■ Work to complete: Please report every line from the material that contains the word "ylabel".

— start Material provided —

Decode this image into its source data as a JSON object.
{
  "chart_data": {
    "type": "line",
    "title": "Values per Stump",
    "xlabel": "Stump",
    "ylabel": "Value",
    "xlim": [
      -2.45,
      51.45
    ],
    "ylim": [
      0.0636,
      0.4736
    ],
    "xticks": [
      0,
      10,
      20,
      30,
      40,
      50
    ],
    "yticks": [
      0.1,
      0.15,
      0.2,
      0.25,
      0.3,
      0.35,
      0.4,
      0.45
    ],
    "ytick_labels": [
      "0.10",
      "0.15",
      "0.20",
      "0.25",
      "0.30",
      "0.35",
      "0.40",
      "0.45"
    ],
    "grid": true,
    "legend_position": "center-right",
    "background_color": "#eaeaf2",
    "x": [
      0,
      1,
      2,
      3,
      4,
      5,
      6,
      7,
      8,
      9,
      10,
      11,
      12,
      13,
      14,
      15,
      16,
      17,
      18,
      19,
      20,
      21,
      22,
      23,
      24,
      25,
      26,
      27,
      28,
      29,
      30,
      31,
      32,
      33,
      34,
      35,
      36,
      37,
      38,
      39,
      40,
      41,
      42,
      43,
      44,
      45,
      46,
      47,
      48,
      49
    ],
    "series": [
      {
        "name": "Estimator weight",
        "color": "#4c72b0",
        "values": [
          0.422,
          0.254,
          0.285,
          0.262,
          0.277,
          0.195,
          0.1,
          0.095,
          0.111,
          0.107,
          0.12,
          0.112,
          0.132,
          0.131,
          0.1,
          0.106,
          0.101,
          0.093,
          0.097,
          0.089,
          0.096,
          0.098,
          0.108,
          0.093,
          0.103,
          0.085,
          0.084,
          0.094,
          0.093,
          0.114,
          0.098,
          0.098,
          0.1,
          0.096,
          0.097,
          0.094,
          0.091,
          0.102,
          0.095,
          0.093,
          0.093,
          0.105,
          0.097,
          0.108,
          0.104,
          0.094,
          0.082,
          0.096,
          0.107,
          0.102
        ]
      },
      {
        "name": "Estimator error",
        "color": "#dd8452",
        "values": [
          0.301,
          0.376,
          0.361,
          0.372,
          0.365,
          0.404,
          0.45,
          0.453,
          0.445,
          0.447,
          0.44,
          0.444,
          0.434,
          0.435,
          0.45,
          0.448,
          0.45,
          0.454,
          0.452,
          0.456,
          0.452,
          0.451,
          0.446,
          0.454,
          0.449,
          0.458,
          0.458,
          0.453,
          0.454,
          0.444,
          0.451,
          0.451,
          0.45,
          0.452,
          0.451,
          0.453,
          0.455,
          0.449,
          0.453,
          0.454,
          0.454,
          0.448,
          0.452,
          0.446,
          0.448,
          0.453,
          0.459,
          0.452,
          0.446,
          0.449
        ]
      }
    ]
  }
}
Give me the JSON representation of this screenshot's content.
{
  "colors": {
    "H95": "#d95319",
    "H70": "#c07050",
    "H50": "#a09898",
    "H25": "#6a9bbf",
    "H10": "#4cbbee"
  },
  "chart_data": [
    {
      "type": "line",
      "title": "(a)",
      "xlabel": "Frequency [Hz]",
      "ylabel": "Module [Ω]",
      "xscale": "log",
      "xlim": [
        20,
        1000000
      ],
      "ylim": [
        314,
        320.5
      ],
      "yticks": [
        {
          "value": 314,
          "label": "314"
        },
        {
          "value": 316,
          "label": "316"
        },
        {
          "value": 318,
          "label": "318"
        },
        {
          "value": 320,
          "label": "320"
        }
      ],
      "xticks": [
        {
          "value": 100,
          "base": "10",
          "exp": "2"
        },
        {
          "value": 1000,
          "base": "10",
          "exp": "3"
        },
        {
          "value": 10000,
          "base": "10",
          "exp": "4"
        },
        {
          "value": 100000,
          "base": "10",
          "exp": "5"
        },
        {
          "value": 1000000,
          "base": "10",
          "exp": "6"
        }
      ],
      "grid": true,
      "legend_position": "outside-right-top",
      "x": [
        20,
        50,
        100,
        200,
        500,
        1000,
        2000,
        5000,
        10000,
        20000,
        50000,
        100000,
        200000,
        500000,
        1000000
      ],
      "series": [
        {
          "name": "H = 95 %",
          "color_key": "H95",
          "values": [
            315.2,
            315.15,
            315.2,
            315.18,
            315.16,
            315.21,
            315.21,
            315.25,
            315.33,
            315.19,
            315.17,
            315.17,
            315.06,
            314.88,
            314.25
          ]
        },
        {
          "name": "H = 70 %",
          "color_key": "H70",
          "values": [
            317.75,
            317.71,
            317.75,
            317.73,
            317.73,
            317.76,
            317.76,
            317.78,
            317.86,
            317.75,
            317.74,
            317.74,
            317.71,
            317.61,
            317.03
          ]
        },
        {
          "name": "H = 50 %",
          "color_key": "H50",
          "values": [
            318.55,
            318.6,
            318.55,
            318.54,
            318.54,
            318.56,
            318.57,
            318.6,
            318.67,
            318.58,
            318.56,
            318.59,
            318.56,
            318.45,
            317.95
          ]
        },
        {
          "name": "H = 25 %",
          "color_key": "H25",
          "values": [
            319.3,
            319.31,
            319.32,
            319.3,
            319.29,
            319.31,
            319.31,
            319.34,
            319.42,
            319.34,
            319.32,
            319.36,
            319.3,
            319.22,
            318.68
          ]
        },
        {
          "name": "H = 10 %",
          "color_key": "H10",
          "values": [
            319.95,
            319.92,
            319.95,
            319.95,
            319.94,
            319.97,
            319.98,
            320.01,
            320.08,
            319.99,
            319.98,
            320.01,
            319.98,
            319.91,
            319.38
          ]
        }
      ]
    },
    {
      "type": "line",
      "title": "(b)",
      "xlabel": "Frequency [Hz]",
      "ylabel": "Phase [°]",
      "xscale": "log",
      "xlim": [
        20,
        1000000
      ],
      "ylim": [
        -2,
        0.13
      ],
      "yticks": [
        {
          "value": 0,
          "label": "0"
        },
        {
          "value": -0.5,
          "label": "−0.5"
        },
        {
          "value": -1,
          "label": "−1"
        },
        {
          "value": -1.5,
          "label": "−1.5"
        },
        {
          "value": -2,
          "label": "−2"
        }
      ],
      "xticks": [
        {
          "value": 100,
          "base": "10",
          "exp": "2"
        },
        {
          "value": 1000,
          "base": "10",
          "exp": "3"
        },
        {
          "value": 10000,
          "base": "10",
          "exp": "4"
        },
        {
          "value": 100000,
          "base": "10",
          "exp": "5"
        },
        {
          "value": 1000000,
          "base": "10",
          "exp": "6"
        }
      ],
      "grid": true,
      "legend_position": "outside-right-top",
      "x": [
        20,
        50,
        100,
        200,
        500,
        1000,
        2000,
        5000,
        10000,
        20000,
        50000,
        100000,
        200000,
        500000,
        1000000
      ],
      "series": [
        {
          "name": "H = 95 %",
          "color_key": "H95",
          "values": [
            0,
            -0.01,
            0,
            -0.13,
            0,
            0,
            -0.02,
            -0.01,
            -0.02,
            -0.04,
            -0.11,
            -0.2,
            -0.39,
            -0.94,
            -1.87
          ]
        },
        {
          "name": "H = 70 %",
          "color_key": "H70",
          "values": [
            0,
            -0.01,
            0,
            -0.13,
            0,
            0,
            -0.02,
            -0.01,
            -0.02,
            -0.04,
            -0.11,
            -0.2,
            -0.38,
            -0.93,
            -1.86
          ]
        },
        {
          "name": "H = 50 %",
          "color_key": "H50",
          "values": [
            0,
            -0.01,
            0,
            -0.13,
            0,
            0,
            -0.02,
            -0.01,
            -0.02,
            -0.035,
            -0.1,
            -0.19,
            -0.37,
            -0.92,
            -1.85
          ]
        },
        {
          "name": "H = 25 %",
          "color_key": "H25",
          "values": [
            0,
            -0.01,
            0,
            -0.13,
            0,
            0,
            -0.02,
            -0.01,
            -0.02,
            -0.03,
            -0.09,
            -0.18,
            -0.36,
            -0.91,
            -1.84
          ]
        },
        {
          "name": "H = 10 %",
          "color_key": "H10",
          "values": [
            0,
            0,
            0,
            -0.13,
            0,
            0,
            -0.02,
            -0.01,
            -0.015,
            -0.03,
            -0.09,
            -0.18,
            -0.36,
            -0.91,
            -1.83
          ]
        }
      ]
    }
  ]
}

— end Material provided —

■ Answer to this task:
    "ylabel": "Value",
      "ylabel": "Module [Ω]",
      "ylabel": "Phase [°]",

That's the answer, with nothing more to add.